### EXERCISE
Take the material and output all of it exactly.

### DATA SECTION
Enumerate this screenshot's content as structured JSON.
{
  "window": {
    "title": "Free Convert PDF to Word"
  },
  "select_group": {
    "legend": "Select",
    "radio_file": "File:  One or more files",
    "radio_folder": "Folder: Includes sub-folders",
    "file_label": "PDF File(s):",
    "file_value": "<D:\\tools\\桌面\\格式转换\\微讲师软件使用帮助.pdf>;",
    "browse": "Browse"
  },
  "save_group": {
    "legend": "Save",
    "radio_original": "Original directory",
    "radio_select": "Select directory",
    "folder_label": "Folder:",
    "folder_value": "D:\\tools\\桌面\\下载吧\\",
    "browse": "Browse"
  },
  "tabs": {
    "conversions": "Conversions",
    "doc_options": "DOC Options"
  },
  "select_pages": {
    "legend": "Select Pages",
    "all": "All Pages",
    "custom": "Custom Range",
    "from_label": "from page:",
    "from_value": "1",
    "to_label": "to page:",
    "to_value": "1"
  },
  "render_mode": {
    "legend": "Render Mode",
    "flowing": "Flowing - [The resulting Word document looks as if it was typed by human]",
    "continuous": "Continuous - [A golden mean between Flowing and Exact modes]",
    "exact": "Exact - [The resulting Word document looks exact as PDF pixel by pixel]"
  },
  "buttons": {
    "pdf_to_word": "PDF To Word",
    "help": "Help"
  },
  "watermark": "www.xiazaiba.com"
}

### FULL OUTPUT
Enumerate this screenshot's content as structured JSON.
{
  "window": {
    "title": "Free Convert PDF to Word"
  },
  "select_group": {
    "legend": "Select",
    "radio_file": "File:  One or more files",
    "radio_folder": "Folder: Includes sub-folders",
    "file_label": "PDF File(s):",
    "file_value": "<D:\\tools\\桌面\\格式转换\\微讲师软件使用帮助.pdf>;",
    "browse": "Browse"
  },
  "save_group": {
    "legend": "Save",
    "radio_original": "Original directory",
    "radio_select": "Select directory",
    "folder_label": "Folder:",
    "folder_value": "D:\\tools\\桌面\\下载吧\\",
    "browse": "Browse"
  },
  "tabs": {
    "conversions": "Conversions",
    "doc_options": "DOC Options"
  },
  "select_pages": {
    "legend": "Select Pages",
    "all": "All Pages",
    "custom": "Custom Range",
    "from_label": "from page:",
    "from_value": "1",
    "to_label": "to page:",
    "to_value": "1"
  },
  "render_mode": {
    "legend": "Render Mode",
    "flowing": "Flowing - [The resulting Word document looks as if it was typed by human]",
    "continuous": "Continuous - [A golden mean between Flowing and Exact modes]",
    "exact": "Exact - [The resulting Word document looks exact as PDF pixel by pixel]"
  },
  "buttons": {
    "pdf_to_word": "PDF To Word",
    "help": "Help"
  },
  "watermark": "www.xiazaiba.com"
}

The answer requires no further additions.